**Data:**

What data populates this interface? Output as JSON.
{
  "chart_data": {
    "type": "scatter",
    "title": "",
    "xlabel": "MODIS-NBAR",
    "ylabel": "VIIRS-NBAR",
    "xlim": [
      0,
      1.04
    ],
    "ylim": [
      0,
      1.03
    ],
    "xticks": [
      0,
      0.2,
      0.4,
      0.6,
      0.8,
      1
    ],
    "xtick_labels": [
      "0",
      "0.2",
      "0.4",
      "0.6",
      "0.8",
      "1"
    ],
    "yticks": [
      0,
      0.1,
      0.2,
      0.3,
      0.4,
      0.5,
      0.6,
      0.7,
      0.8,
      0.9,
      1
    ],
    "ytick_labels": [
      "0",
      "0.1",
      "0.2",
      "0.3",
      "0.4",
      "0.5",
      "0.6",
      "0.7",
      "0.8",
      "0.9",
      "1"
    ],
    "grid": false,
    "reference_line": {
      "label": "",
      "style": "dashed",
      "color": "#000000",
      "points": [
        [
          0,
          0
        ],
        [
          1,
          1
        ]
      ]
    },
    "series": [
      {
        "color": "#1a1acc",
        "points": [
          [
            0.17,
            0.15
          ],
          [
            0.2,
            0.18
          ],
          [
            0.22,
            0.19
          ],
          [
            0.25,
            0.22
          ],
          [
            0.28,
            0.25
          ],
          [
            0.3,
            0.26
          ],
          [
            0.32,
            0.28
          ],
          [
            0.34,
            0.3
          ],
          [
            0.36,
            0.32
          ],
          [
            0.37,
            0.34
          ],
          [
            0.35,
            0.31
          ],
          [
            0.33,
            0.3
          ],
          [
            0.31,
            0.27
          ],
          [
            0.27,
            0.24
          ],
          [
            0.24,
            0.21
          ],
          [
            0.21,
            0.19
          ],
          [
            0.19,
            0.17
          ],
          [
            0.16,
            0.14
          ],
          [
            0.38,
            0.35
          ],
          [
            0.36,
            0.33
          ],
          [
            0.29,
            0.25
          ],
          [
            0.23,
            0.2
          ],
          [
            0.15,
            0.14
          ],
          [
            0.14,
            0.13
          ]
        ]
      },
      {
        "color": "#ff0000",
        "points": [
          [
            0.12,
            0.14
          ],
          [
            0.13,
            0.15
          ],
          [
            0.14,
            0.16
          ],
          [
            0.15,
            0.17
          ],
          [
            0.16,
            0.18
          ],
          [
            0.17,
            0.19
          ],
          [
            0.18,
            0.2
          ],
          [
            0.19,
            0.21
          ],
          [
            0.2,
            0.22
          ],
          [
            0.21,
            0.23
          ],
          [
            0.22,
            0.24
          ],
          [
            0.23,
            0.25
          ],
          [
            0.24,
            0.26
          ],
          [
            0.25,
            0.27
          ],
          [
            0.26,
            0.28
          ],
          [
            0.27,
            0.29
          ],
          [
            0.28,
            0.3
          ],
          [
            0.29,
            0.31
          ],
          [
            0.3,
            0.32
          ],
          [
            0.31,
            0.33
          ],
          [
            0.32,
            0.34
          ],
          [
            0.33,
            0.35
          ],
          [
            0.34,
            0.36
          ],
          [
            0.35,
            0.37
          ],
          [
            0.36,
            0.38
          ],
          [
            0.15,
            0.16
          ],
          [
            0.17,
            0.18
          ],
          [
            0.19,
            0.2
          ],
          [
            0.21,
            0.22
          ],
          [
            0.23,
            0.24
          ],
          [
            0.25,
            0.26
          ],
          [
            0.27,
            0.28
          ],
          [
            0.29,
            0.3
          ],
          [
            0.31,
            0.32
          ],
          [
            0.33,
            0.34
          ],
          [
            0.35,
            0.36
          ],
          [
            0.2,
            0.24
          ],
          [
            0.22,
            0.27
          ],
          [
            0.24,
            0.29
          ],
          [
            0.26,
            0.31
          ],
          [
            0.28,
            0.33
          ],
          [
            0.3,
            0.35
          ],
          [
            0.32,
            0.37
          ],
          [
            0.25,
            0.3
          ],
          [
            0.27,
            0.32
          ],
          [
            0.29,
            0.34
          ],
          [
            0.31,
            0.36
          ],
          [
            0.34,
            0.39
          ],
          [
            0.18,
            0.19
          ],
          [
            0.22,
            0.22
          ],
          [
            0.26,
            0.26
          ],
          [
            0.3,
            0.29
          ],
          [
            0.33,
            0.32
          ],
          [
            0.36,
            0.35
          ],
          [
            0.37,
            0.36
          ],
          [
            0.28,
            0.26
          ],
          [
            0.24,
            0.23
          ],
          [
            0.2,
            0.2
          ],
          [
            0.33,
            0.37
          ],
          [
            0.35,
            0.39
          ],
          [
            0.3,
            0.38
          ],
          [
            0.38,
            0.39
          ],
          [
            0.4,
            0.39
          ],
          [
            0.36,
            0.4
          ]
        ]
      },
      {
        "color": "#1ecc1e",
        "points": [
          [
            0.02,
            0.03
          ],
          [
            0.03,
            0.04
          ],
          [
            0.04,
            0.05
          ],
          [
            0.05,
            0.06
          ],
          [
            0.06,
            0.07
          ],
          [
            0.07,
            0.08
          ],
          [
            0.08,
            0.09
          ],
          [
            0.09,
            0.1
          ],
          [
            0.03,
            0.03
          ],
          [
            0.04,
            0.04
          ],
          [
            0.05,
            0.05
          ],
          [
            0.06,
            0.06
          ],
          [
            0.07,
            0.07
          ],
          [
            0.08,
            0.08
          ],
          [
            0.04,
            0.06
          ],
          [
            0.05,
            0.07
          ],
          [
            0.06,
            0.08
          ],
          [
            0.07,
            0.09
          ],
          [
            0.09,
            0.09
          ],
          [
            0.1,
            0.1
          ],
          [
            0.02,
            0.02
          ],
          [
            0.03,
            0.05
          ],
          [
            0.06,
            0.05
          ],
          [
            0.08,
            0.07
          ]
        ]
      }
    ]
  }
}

**Problem to solve:** Search the data for the string "color" and copy each line where it appears.

**Result:**
      "color": "#000000",
        "color": "#1a1acc",
        "color": "#ff0000",
        "color": "#1ecc1e",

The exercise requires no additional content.